● What the exercise asks: Report all lines holding "Convert".

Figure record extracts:
□ □ □ □

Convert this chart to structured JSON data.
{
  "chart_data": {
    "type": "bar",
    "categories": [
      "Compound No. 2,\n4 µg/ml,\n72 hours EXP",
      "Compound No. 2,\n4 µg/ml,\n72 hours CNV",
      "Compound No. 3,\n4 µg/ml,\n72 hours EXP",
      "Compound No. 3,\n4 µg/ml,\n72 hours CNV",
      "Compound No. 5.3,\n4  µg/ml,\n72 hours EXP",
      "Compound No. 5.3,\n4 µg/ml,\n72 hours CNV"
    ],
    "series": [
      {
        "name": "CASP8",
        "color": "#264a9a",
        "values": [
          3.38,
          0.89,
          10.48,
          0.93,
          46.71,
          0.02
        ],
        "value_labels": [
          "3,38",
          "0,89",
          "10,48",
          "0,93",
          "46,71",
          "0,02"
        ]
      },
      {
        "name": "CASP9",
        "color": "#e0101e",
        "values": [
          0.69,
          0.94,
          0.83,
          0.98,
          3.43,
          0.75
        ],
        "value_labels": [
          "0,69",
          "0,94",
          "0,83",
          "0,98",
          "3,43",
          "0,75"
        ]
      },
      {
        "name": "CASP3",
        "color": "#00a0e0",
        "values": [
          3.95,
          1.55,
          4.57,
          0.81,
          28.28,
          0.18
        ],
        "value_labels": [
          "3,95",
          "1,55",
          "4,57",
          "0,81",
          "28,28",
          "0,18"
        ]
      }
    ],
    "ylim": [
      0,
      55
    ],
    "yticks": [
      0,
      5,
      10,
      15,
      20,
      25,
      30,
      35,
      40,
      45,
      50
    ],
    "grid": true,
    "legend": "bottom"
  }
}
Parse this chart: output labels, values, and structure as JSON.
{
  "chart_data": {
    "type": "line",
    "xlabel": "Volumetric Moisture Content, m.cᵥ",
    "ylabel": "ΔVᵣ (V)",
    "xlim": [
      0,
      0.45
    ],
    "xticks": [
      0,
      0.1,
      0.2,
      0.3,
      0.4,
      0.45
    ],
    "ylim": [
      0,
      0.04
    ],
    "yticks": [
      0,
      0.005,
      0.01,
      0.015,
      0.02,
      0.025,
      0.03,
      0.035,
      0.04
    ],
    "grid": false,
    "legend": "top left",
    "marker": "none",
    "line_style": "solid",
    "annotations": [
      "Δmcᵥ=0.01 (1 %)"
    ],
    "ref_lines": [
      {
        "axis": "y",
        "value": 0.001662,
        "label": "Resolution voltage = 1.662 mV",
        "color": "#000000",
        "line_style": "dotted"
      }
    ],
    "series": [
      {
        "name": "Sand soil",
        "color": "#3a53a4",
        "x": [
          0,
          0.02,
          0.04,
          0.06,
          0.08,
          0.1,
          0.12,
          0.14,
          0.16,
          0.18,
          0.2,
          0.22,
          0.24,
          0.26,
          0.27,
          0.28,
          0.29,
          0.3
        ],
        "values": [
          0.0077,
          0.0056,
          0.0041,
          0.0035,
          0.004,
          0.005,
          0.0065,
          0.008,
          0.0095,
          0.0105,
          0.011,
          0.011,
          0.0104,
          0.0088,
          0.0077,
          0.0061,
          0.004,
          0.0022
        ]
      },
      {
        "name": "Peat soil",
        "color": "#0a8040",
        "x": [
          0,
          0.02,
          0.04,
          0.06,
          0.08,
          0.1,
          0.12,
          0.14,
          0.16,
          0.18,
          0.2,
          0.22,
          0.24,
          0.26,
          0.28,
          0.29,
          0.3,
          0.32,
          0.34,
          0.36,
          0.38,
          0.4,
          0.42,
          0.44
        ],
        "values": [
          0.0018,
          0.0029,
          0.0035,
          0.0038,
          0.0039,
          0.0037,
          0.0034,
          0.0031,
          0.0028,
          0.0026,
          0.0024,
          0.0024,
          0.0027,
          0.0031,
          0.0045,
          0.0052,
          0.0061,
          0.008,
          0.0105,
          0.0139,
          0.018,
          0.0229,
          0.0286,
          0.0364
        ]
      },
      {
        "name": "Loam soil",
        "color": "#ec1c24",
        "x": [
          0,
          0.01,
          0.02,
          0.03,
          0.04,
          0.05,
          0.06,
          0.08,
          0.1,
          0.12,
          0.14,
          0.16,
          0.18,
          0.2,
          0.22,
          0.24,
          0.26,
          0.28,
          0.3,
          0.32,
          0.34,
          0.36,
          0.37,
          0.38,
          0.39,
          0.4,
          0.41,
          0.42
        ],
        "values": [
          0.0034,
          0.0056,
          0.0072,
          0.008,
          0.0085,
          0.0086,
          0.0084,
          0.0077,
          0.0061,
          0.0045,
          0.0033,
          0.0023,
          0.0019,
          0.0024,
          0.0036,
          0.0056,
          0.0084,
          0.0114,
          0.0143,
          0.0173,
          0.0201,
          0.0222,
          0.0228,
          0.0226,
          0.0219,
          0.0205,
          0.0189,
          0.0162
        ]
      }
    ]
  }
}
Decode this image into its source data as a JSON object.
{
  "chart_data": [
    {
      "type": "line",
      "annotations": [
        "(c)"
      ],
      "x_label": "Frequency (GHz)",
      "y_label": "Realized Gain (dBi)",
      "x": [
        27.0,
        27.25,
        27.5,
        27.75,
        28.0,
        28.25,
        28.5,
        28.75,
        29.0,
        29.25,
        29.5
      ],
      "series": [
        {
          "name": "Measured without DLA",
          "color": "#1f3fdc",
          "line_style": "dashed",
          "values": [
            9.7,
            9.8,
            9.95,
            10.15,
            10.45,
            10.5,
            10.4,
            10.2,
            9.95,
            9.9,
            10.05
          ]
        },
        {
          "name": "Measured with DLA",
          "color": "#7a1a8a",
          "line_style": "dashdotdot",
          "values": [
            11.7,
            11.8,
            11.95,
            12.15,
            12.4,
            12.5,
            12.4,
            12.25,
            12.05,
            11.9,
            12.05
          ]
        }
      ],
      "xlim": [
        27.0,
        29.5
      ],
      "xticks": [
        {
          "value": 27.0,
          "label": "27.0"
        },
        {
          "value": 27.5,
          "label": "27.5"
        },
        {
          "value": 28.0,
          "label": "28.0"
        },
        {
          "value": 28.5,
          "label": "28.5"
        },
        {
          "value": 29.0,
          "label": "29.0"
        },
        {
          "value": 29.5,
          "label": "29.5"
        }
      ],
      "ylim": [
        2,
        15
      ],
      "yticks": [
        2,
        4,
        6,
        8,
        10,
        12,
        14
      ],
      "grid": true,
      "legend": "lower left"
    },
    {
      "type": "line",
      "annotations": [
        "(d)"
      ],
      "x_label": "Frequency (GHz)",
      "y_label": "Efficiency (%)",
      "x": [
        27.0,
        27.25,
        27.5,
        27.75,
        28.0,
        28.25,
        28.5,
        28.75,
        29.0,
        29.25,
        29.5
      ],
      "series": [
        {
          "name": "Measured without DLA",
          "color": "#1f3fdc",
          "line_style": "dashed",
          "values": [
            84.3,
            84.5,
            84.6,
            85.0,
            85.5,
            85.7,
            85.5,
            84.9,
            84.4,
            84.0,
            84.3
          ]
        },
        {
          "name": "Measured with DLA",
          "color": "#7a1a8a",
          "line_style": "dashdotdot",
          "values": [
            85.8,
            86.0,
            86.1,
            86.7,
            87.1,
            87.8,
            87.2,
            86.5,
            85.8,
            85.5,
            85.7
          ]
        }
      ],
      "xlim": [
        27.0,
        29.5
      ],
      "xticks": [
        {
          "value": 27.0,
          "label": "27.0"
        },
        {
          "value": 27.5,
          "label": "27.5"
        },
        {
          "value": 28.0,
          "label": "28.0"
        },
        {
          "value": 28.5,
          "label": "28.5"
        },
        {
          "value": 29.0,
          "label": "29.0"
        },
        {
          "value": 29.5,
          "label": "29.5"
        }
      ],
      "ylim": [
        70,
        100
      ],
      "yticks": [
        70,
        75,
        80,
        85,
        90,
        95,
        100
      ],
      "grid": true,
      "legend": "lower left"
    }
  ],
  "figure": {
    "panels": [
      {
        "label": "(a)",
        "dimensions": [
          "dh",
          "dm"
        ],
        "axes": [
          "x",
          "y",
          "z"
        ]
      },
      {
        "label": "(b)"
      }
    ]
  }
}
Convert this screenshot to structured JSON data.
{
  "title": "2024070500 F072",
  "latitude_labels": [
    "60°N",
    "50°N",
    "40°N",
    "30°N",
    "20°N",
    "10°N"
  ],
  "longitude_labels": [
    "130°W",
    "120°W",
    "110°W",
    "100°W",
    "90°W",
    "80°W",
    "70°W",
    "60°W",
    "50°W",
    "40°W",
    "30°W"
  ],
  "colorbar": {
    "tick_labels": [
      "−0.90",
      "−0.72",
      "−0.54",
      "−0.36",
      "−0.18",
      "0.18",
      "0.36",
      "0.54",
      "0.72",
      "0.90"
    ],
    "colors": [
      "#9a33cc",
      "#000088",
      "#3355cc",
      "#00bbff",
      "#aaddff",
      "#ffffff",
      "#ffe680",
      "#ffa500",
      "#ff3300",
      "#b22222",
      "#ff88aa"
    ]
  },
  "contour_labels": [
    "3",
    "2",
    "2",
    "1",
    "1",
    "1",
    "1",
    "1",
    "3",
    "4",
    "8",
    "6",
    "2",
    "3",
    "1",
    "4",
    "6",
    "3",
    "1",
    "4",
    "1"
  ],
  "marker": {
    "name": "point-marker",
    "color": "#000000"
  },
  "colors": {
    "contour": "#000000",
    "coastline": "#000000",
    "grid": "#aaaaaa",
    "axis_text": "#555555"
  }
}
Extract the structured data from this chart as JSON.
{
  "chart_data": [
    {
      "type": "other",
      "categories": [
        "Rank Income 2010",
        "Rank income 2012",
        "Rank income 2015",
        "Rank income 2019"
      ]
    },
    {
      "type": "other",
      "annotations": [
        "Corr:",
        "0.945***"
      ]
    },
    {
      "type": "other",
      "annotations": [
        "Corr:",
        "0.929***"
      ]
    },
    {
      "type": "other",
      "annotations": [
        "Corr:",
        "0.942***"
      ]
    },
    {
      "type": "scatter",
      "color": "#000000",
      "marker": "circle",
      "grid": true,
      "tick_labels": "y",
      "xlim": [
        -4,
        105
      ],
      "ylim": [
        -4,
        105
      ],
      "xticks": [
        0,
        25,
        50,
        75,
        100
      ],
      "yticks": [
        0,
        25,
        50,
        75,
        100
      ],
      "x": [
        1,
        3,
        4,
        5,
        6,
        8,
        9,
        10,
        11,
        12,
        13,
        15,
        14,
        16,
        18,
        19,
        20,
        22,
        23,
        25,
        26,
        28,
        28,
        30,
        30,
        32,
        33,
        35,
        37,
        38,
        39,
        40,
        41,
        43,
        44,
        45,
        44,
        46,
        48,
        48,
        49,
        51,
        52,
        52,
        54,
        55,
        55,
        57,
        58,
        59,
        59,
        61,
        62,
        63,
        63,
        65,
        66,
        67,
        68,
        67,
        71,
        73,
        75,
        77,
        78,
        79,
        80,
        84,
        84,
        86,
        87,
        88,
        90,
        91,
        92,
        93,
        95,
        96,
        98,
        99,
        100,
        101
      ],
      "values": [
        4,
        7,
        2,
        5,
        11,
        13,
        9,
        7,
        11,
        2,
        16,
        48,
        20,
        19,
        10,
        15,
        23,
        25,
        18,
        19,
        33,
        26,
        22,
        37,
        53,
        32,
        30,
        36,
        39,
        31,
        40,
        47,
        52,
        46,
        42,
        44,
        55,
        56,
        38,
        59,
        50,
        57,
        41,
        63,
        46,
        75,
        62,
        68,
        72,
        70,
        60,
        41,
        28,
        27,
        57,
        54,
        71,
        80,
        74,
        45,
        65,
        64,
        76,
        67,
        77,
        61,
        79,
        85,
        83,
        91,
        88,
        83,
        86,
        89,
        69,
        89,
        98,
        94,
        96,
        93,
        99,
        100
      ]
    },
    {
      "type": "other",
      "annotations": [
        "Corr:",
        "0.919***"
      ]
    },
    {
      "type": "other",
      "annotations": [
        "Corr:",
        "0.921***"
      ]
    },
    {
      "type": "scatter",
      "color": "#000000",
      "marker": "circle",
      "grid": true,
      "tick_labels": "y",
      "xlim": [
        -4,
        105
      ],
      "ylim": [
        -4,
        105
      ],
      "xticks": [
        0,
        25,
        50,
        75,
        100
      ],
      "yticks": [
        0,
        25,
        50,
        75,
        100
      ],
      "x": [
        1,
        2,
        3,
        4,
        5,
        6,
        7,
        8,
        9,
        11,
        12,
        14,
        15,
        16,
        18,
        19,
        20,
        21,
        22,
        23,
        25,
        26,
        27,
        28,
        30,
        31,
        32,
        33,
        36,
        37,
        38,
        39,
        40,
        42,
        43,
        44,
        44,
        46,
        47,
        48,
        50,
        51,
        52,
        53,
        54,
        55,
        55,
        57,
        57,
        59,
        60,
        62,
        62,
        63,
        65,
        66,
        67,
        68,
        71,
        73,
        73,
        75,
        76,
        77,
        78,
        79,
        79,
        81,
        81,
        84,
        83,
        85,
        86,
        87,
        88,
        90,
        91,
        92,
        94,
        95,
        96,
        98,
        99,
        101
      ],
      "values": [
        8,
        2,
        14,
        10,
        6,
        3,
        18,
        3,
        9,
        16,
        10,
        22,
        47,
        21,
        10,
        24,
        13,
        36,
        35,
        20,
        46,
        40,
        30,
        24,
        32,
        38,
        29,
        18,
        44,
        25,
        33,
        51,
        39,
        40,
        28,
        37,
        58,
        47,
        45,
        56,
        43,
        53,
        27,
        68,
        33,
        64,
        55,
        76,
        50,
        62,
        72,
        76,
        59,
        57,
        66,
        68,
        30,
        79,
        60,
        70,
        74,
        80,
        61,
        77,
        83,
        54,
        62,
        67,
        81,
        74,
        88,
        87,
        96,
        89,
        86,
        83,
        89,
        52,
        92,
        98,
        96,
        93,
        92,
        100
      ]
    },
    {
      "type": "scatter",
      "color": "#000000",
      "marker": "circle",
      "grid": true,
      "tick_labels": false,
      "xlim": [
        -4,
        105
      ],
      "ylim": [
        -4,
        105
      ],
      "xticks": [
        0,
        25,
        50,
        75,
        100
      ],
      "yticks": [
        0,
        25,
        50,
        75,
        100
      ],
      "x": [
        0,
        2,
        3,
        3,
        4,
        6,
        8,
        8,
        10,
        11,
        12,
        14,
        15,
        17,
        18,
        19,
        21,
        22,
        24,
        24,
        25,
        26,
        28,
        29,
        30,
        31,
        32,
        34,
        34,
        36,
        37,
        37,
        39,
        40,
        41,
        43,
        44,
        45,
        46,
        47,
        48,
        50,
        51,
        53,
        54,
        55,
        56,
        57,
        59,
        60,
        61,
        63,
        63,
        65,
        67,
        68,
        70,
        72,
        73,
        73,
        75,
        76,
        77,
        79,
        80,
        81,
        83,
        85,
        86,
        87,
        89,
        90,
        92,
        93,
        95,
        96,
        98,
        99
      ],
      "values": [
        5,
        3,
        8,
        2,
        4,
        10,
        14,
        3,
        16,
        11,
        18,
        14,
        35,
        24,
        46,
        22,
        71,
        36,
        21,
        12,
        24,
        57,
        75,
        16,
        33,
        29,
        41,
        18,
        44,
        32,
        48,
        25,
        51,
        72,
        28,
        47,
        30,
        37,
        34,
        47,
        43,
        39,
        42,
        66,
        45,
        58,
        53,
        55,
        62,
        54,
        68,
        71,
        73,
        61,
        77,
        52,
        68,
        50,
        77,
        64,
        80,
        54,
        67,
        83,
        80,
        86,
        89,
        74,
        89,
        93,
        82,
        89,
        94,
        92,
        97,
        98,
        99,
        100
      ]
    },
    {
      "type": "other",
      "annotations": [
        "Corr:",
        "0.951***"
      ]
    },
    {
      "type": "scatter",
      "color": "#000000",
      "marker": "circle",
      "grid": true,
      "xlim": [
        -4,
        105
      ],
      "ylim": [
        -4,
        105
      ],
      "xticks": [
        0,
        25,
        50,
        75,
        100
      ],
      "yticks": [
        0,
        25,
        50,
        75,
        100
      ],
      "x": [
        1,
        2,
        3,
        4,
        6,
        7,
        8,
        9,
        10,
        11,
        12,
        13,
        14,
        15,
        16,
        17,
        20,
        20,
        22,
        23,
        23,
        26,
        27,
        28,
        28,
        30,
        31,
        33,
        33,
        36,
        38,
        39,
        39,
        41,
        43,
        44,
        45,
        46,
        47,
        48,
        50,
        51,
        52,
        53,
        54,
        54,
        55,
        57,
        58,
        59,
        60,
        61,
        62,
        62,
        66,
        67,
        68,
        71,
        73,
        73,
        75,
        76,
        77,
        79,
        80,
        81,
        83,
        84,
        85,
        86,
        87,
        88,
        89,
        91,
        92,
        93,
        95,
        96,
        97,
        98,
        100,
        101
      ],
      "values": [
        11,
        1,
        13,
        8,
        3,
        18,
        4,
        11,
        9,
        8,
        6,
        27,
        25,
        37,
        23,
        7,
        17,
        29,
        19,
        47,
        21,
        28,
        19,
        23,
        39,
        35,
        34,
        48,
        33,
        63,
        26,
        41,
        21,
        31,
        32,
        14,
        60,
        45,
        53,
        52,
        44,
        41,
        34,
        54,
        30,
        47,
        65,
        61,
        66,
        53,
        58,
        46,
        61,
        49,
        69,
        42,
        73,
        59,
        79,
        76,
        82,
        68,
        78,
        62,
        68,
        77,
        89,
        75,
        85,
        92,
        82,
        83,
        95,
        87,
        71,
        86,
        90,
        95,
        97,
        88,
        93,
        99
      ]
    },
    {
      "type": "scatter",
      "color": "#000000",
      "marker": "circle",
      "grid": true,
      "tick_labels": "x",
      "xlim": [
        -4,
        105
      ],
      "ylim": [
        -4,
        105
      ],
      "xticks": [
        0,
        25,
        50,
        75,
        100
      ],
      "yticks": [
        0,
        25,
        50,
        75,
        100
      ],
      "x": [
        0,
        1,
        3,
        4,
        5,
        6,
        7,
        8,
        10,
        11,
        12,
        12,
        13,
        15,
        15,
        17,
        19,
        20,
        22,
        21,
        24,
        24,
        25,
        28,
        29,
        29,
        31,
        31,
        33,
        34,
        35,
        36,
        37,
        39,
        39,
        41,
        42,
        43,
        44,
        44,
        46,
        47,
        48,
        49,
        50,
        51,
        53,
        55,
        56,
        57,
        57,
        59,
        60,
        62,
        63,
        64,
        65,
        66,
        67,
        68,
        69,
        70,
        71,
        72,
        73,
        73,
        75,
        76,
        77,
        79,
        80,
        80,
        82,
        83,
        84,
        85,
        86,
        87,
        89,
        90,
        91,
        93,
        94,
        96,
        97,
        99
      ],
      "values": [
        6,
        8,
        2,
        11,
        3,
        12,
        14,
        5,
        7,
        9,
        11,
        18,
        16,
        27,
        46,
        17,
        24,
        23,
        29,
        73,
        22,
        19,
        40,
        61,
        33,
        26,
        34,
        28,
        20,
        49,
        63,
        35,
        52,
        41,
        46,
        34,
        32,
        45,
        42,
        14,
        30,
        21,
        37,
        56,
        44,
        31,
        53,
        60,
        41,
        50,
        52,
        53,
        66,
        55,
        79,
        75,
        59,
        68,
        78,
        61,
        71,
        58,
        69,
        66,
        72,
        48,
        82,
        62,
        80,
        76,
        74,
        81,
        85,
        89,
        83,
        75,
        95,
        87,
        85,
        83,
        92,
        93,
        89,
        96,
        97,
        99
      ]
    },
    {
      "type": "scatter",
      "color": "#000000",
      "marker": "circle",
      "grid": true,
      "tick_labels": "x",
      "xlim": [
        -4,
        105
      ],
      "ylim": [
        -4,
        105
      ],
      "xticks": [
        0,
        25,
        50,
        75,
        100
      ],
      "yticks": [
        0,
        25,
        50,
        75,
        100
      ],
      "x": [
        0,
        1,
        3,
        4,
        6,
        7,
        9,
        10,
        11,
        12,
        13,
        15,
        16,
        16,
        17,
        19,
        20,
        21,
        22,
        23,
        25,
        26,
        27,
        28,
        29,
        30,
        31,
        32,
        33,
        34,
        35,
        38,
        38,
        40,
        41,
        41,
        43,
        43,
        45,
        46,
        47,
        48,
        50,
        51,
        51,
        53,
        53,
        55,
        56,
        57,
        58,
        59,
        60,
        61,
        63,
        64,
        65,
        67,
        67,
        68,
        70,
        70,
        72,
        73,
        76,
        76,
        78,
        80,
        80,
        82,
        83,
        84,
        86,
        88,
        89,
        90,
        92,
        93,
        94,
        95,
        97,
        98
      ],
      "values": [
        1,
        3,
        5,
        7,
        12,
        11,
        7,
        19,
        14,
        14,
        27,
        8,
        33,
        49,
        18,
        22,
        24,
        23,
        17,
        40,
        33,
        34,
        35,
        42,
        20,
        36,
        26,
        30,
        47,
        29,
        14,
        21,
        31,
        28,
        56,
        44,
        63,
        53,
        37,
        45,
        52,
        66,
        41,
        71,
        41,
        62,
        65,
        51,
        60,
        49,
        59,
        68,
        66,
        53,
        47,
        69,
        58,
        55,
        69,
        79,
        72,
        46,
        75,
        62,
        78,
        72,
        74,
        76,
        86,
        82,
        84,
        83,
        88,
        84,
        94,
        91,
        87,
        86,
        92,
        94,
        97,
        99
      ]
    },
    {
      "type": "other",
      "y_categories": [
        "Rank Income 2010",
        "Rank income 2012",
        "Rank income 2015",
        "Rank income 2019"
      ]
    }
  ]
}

□ □ □ □

● Full answer:
Convert this chart to structured JSON data.
Convert this screenshot to structured JSON data.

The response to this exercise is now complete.